*STATED TASK*
All of the data that follows should be retyped exactly, please, except the pictures.

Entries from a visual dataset
..............................
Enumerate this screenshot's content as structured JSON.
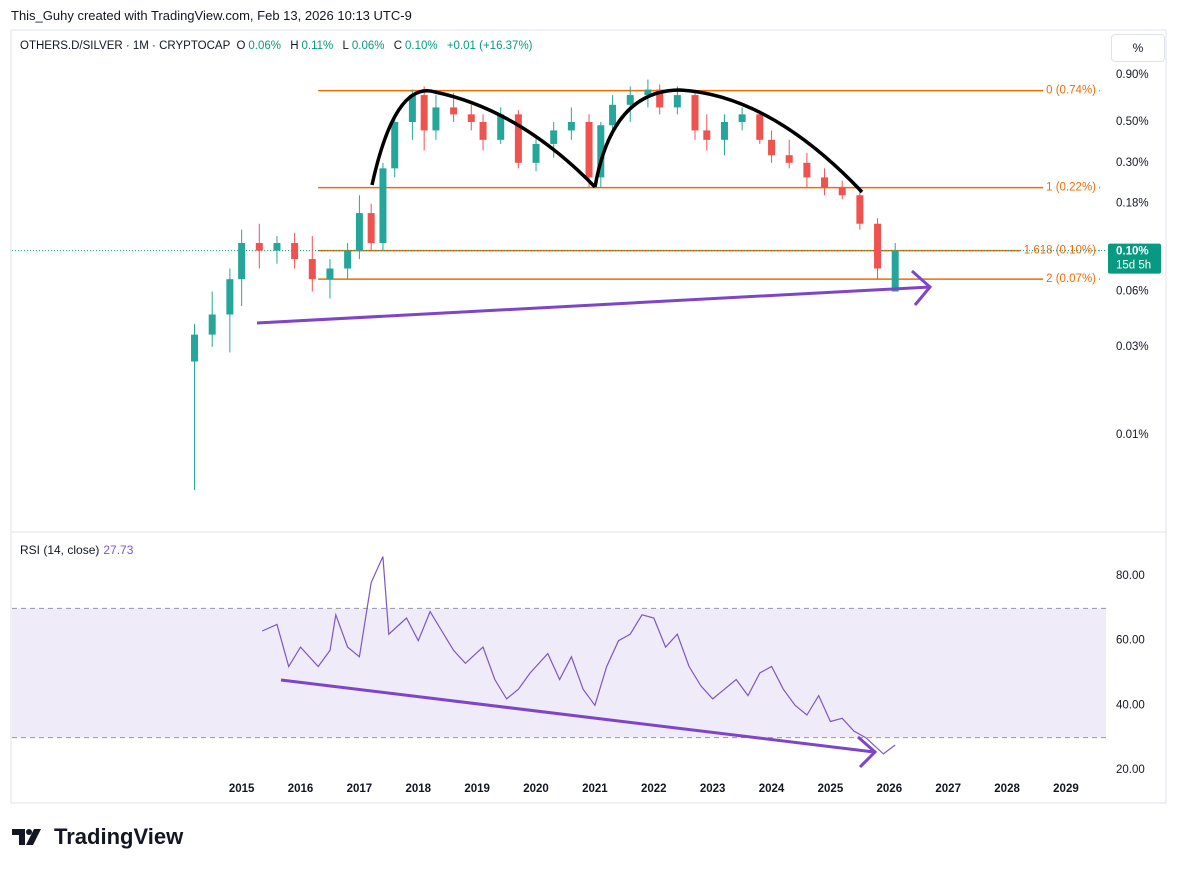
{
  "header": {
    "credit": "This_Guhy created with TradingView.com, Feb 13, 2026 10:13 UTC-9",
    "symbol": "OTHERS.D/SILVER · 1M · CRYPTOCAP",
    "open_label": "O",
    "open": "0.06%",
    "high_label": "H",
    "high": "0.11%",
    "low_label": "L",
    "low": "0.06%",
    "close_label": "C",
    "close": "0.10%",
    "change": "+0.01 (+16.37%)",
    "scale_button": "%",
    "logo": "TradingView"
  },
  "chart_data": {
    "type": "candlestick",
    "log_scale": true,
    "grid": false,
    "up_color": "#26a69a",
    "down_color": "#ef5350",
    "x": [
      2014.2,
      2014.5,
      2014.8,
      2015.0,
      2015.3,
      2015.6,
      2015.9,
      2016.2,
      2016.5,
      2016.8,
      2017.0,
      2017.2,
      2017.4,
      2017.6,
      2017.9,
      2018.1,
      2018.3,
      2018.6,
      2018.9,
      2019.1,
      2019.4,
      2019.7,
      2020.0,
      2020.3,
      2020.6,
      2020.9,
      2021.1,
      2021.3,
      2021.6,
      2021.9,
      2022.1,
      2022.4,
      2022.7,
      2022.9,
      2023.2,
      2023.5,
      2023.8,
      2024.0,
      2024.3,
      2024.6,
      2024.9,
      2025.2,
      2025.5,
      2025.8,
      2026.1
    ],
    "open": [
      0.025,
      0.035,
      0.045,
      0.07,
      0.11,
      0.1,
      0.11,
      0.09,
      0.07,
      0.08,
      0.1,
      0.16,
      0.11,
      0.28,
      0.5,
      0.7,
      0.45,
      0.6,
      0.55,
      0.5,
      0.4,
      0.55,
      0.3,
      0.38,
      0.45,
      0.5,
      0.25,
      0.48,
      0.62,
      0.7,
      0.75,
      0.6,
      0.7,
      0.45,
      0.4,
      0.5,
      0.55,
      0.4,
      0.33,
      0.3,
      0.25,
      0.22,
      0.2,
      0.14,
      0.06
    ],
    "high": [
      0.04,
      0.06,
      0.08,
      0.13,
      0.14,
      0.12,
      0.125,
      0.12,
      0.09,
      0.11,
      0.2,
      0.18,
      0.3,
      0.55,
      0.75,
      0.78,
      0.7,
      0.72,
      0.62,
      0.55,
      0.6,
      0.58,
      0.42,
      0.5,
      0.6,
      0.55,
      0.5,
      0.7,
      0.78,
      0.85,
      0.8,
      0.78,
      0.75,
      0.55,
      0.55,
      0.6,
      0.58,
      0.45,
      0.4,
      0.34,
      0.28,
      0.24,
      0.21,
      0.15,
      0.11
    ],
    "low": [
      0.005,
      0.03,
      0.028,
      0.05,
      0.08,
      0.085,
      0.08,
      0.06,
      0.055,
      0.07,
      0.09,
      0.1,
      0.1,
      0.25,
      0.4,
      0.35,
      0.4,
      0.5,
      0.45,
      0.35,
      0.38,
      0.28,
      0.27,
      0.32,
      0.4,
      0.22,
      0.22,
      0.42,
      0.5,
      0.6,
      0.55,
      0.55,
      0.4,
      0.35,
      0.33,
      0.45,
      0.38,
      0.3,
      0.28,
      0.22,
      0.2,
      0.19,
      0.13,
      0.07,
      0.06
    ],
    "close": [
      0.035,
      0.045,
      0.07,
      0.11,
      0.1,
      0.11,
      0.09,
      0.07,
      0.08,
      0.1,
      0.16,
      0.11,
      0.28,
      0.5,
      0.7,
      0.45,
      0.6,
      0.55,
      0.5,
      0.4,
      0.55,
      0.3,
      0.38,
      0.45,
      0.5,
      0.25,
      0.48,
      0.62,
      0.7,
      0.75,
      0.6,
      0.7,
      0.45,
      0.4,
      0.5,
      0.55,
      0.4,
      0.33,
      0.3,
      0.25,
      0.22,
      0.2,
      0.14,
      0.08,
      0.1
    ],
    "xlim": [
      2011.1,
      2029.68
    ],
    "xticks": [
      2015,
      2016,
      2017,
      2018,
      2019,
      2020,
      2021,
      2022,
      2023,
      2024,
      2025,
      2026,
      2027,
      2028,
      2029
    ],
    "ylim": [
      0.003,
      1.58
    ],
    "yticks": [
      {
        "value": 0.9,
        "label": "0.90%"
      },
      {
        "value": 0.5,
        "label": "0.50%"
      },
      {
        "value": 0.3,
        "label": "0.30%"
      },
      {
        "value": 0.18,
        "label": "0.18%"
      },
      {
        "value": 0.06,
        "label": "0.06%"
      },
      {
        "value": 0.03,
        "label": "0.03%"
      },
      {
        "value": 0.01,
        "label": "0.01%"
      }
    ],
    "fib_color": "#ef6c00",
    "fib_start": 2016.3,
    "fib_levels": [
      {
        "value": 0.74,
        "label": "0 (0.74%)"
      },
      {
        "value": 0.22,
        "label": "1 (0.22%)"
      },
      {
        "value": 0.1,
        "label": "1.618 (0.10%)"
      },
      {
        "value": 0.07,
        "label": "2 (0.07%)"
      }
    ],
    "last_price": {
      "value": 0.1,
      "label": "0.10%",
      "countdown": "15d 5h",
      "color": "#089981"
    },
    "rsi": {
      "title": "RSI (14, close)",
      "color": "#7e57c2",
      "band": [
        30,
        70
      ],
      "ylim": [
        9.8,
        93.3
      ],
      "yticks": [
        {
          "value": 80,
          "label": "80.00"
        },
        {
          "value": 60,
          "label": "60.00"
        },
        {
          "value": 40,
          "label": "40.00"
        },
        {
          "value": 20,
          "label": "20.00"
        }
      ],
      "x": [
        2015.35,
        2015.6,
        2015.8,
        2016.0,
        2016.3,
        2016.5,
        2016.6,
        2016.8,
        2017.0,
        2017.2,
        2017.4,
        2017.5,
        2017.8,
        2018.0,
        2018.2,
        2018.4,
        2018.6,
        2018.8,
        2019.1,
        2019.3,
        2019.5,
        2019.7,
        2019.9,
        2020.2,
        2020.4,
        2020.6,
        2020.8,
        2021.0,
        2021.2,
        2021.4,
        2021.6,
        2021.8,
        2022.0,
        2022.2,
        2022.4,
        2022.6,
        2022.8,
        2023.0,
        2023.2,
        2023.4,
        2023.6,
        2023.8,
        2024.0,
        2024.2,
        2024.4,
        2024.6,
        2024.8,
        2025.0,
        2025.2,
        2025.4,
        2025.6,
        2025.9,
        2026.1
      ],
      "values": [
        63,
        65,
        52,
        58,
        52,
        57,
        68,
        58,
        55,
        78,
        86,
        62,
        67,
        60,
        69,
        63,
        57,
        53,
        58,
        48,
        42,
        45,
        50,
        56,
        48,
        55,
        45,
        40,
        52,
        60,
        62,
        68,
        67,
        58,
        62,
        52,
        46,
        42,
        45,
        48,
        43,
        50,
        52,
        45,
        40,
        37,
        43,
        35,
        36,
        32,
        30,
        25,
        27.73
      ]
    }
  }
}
..............................
*WRITTEN ANSWER*
Enumerate this screenshot's content as structured JSON.
{
  "header": {
    "credit": "This_Guhy created with TradingView.com, Feb 13, 2026 10:13 UTC-9",
    "symbol": "OTHERS.D/SILVER · 1M · CRYPTOCAP",
    "open_label": "O",
    "open": "0.06%",
    "high_label": "H",
    "high": "0.11%",
    "low_label": "L",
    "low": "0.06%",
    "close_label": "C",
    "close": "0.10%",
    "change": "+0.01 (+16.37%)",
    "scale_button": "%",
    "logo": "TradingView"
  },
  "chart_data": {
    "type": "candlestick",
    "log_scale": true,
    "grid": false,
    "up_color": "#26a69a",
    "down_color": "#ef5350",
    "x": [
      2014.2,
      2014.5,
      2014.8,
      2015.0,
      2015.3,
      2015.6,
      2015.9,
      2016.2,
      2016.5,
      2016.8,
      2017.0,
      2017.2,
      2017.4,
      2017.6,
      2017.9,
      2018.1,
      2018.3,
      2018.6,
      2018.9,
      2019.1,
      2019.4,
      2019.7,
      2020.0,
      2020.3,
      2020.6,
      2020.9,
      2021.1,
      2021.3,
      2021.6,
      2021.9,
      2022.1,
      2022.4,
      2022.7,
      2022.9,
      2023.2,
      2023.5,
      2023.8,
      2024.0,
      2024.3,
      2024.6,
      2024.9,
      2025.2,
      2025.5,
      2025.8,
      2026.1
    ],
    "open": [
      0.025,
      0.035,
      0.045,
      0.07,
      0.11,
      0.1,
      0.11,
      0.09,
      0.07,
      0.08,
      0.1,
      0.16,
      0.11,
      0.28,
      0.5,
      0.7,
      0.45,
      0.6,
      0.55,
      0.5,
      0.4,
      0.55,
      0.3,
      0.38,
      0.45,
      0.5,
      0.25,
      0.48,
      0.62,
      0.7,
      0.75,
      0.6,
      0.7,
      0.45,
      0.4,
      0.5,
      0.55,
      0.4,
      0.33,
      0.3,
      0.25,
      0.22,
      0.2,
      0.14,
      0.06
    ],
    "high": [
      0.04,
      0.06,
      0.08,
      0.13,
      0.14,
      0.12,
      0.125,
      0.12,
      0.09,
      0.11,
      0.2,
      0.18,
      0.3,
      0.55,
      0.75,
      0.78,
      0.7,
      0.72,
      0.62,
      0.55,
      0.6,
      0.58,
      0.42,
      0.5,
      0.6,
      0.55,
      0.5,
      0.7,
      0.78,
      0.85,
      0.8,
      0.78,
      0.75,
      0.55,
      0.55,
      0.6,
      0.58,
      0.45,
      0.4,
      0.34,
      0.28,
      0.24,
      0.21,
      0.15,
      0.11
    ],
    "low": [
      0.005,
      0.03,
      0.028,
      0.05,
      0.08,
      0.085,
      0.08,
      0.06,
      0.055,
      0.07,
      0.09,
      0.1,
      0.1,
      0.25,
      0.4,
      0.35,
      0.4,
      0.5,
      0.45,
      0.35,
      0.38,
      0.28,
      0.27,
      0.32,
      0.4,
      0.22,
      0.22,
      0.42,
      0.5,
      0.6,
      0.55,
      0.55,
      0.4,
      0.35,
      0.33,
      0.45,
      0.38,
      0.3,
      0.28,
      0.22,
      0.2,
      0.19,
      0.13,
      0.07,
      0.06
    ],
    "close": [
      0.035,
      0.045,
      0.07,
      0.11,
      0.1,
      0.11,
      0.09,
      0.07,
      0.08,
      0.1,
      0.16,
      0.11,
      0.28,
      0.5,
      0.7,
      0.45,
      0.6,
      0.55,
      0.5,
      0.4,
      0.55,
      0.3,
      0.38,
      0.45,
      0.5,
      0.25,
      0.48,
      0.62,
      0.7,
      0.75,
      0.6,
      0.7,
      0.45,
      0.4,
      0.5,
      0.55,
      0.4,
      0.33,
      0.3,
      0.25,
      0.22,
      0.2,
      0.14,
      0.08,
      0.1
    ],
    "xlim": [
      2011.1,
      2029.68
    ],
    "xticks": [
      2015,
      2016,
      2017,
      2018,
      2019,
      2020,
      2021,
      2022,
      2023,
      2024,
      2025,
      2026,
      2027,
      2028,
      2029
    ],
    "ylim": [
      0.003,
      1.58
    ],
    "yticks": [
      {
        "value": 0.9,
        "label": "0.90%"
      },
      {
        "value": 0.5,
        "label": "0.50%"
      },
      {
        "value": 0.3,
        "label": "0.30%"
      },
      {
        "value": 0.18,
        "label": "0.18%"
      },
      {
        "value": 0.06,
        "label": "0.06%"
      },
      {
        "value": 0.03,
        "label": "0.03%"
      },
      {
        "value": 0.01,
        "label": "0.01%"
      }
    ],
    "fib_color": "#ef6c00",
    "fib_start": 2016.3,
    "fib_levels": [
      {
        "value": 0.74,
        "label": "0 (0.74%)"
      },
      {
        "value": 0.22,
        "label": "1 (0.22%)"
      },
      {
        "value": 0.1,
        "label": "1.618 (0.10%)"
      },
      {
        "value": 0.07,
        "label": "2 (0.07%)"
      }
    ],
    "last_price": {
      "value": 0.1,
      "label": "0.10%",
      "countdown": "15d 5h",
      "color": "#089981"
    },
    "rsi": {
      "title": "RSI (14, close)",
      "color": "#7e57c2",
      "band": [
        30,
        70
      ],
      "ylim": [
        9.8,
        93.3
      ],
      "yticks": [
        {
          "value": 80,
          "label": "80.00"
        },
        {
          "value": 60,
          "label": "60.00"
        },
        {
          "value": 40,
          "label": "40.00"
        },
        {
          "value": 20,
          "label": "20.00"
        }
      ],
      "x": [
        2015.35,
        2015.6,
        2015.8,
        2016.0,
        2016.3,
        2016.5,
        2016.6,
        2016.8,
        2017.0,
        2017.2,
        2017.4,
        2017.5,
        2017.8,
        2018.0,
        2018.2,
        2018.4,
        2018.6,
        2018.8,
        2019.1,
        2019.3,
        2019.5,
        2019.7,
        2019.9,
        2020.2,
        2020.4,
        2020.6,
        2020.8,
        2021.0,
        2021.2,
        2021.4,
        2021.6,
        2021.8,
        2022.0,
        2022.2,
        2022.4,
        2022.6,
        2022.8,
        2023.0,
        2023.2,
        2023.4,
        2023.6,
        2023.8,
        2024.0,
        2024.2,
        2024.4,
        2024.6,
        2024.8,
        2025.0,
        2025.2,
        2025.4,
        2025.6,
        2025.9,
        2026.1
      ],
      "values": [
        63,
        65,
        52,
        58,
        52,
        57,
        68,
        58,
        55,
        78,
        86,
        62,
        67,
        60,
        69,
        63,
        57,
        53,
        58,
        48,
        42,
        45,
        50,
        56,
        48,
        55,
        45,
        40,
        52,
        60,
        62,
        68,
        67,
        58,
        62,
        52,
        46,
        42,
        45,
        48,
        43,
        50,
        52,
        45,
        40,
        37,
        43,
        35,
        36,
        32,
        30,
        25,
        27.73
      ]
    }
  }
}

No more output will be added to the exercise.